[Begin Data section]
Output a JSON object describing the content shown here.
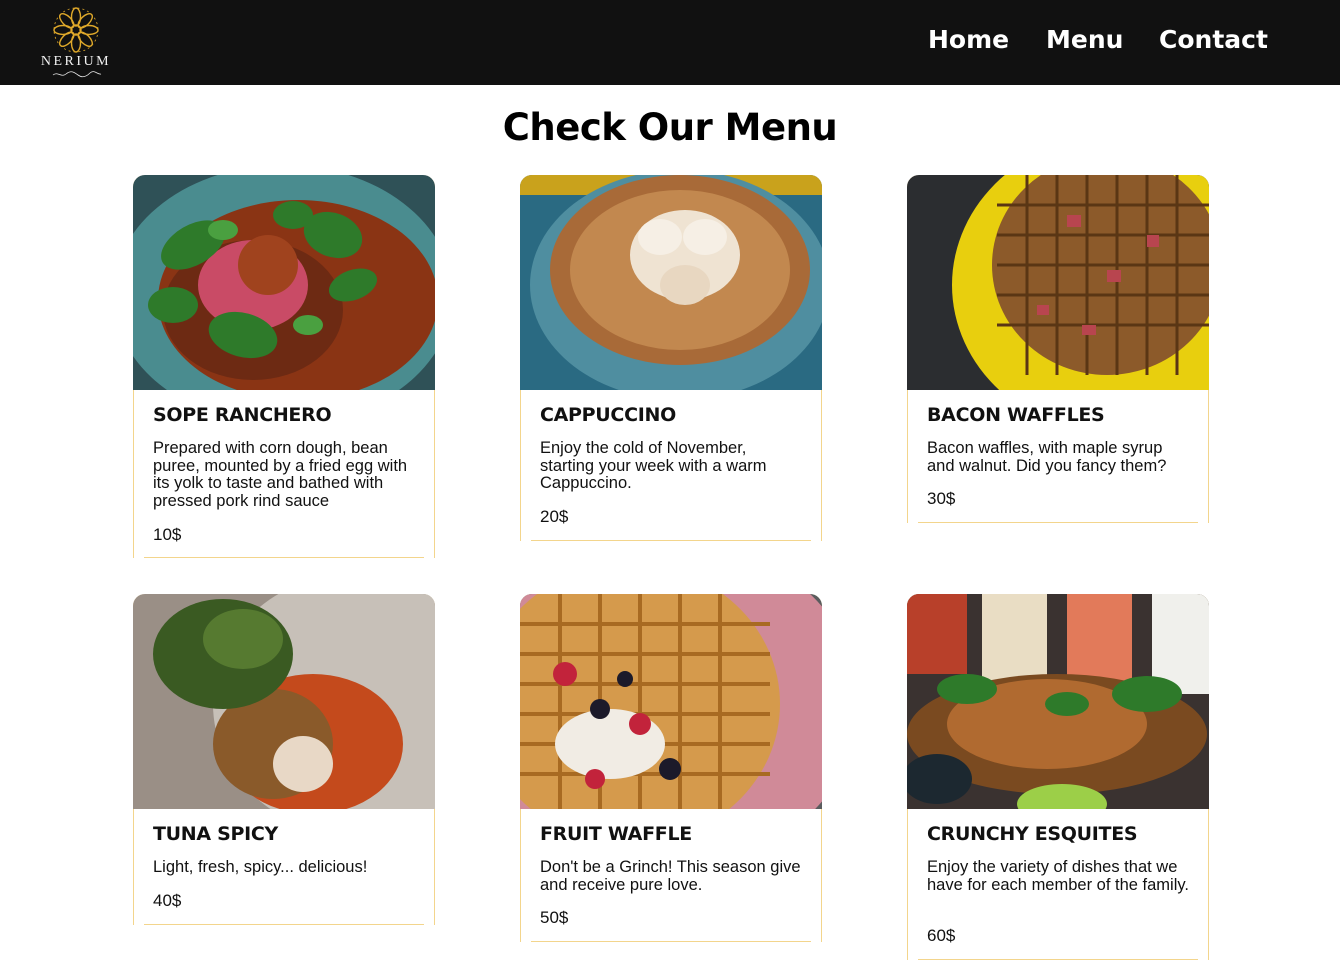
{
  "header": {
    "logo_text": "NERIUM",
    "nav": [
      {
        "label": "Home"
      },
      {
        "label": "Menu"
      },
      {
        "label": "Contact"
      }
    ]
  },
  "main": {
    "title": "Check Our Menu",
    "items": [
      {
        "name": "SOPE RANCHERO",
        "description": "Prepared with corn dough, bean puree, mounted by a fried egg with its yolk to taste and bathed with pressed pork rind sauce",
        "price": "10$"
      },
      {
        "name": "CAPPUCCINO",
        "description": "Enjoy the cold of November, starting your week with a warm Cappuccino.",
        "price": "20$"
      },
      {
        "name": "BACON WAFFLES",
        "description": "Bacon waffles, with maple syrup and walnut. Did you fancy them?",
        "price": "30$"
      },
      {
        "name": "TUNA SPICY",
        "description": "Light, fresh, spicy... delicious!",
        "price": "40$"
      },
      {
        "name": "FRUIT WAFFLE",
        "description": "Don't be a Grinch! This season give and receive pure love.",
        "price": "50$"
      },
      {
        "name": "CRUNCHY ESQUITES",
        "description": "Enjoy the variety of dishes that we have for each member of the family.",
        "price": "60$"
      }
    ]
  },
  "colors": {
    "navbar": "#111111",
    "logo_gold": "#e0a92a",
    "card_border": "#f3d58c"
  }
}
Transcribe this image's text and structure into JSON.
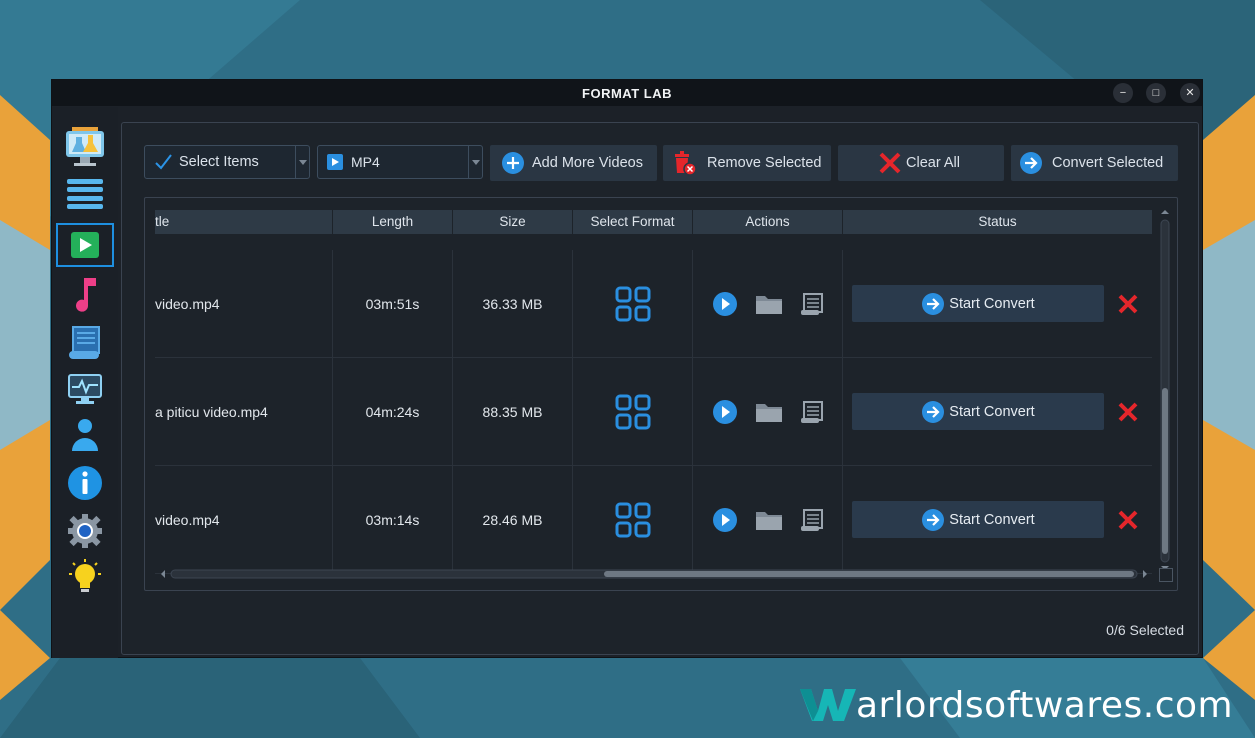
{
  "window": {
    "title": "FORMAT LAB",
    "minimize": "−",
    "maximize": "□",
    "close": "✕"
  },
  "sidebar": {
    "items": [
      {
        "name": "lab-icon",
        "active": false
      },
      {
        "name": "list-icon",
        "active": false
      },
      {
        "name": "video-play-icon",
        "active": true
      },
      {
        "name": "music-note-icon",
        "active": false
      },
      {
        "name": "document-scroll-icon",
        "active": false
      },
      {
        "name": "monitor-pulse-icon",
        "active": false
      },
      {
        "name": "user-icon",
        "active": false
      },
      {
        "name": "info-icon",
        "active": false
      },
      {
        "name": "settings-gear-icon",
        "active": false
      },
      {
        "name": "lightbulb-icon",
        "active": false
      }
    ]
  },
  "toolbar": {
    "select_items": "Select Items",
    "format_value": "MP4",
    "add_more": "Add More Videos",
    "remove_selected": "Remove Selected",
    "clear_all": "Clear All",
    "convert_selected": "Convert Selected"
  },
  "table": {
    "columns": [
      "tle",
      "Length",
      "Size",
      "Select Format",
      "Actions",
      "Status"
    ],
    "rows": [
      {
        "title": "video.mp4",
        "length": "03m:51s",
        "size": "36.33 MB",
        "status": "Start Convert"
      },
      {
        "title": "a piticu video.mp4",
        "length": "04m:24s",
        "size": "88.35 MB",
        "status": "Start Convert"
      },
      {
        "title": "video.mp4",
        "length": "03m:14s",
        "size": "28.46 MB",
        "status": "Start Convert"
      }
    ]
  },
  "footer": {
    "selected": "0/6 Selected"
  },
  "watermark": {
    "text": "arlordsoftwares.com"
  },
  "colors": {
    "accent": "#1e8fe0",
    "danger": "#e5262b",
    "background": "#2f6e86",
    "window": "#1c2128"
  }
}
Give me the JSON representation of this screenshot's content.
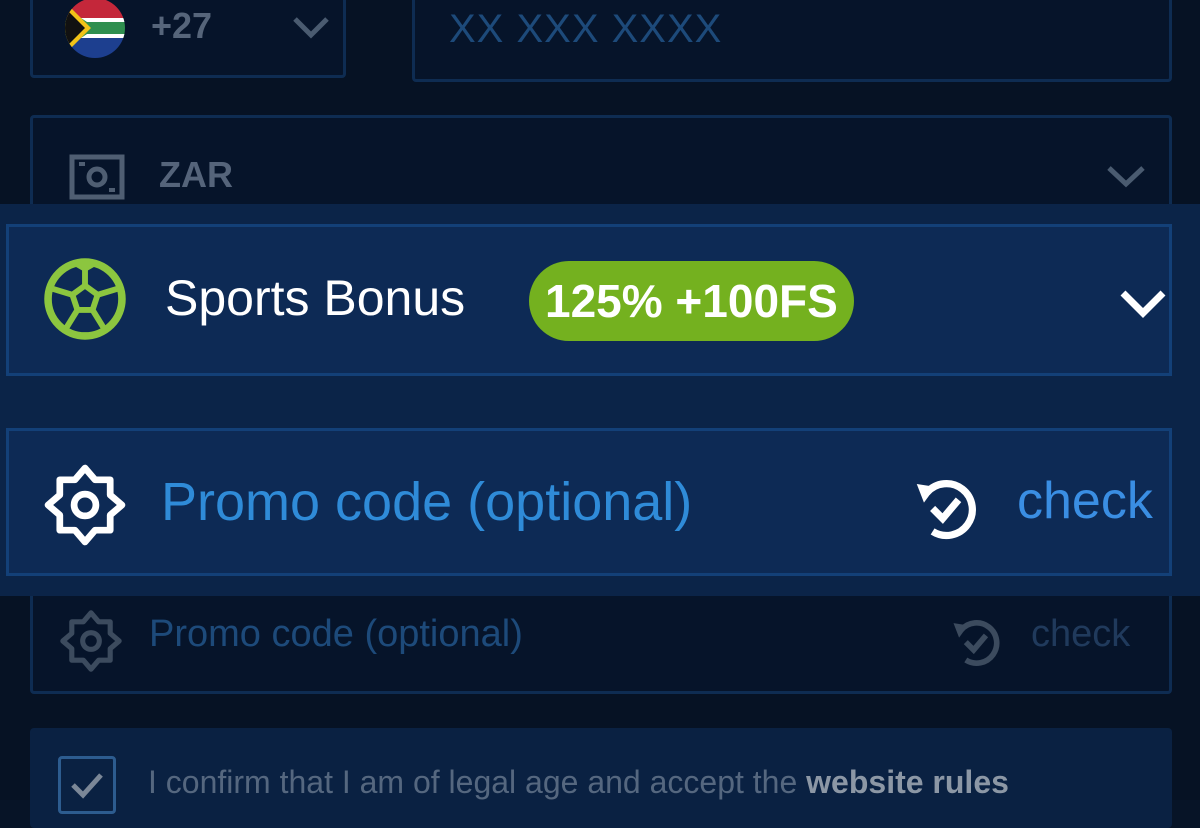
[End Data section]
▸ Challenge:
Return from the data every line that holds "description".

▸ Result:
        "description": "Prepared with corn dough, bean puree, mounted by a fried egg with its yolk to taste and bathed with pressed pork rind sauce",
        "description": "Enjoy the cold of November, starting your week with a warm Cappuccino.",
        "description": "Bacon waffles, with maple syrup and walnut. Did you fancy them?",
        "description": "Light, fresh, spicy... delicious!",
        "description": "Don't be a Grinch! This season give and receive pure love.",
        "description": "Enjoy the variety of dishes that we have for each member of the family.",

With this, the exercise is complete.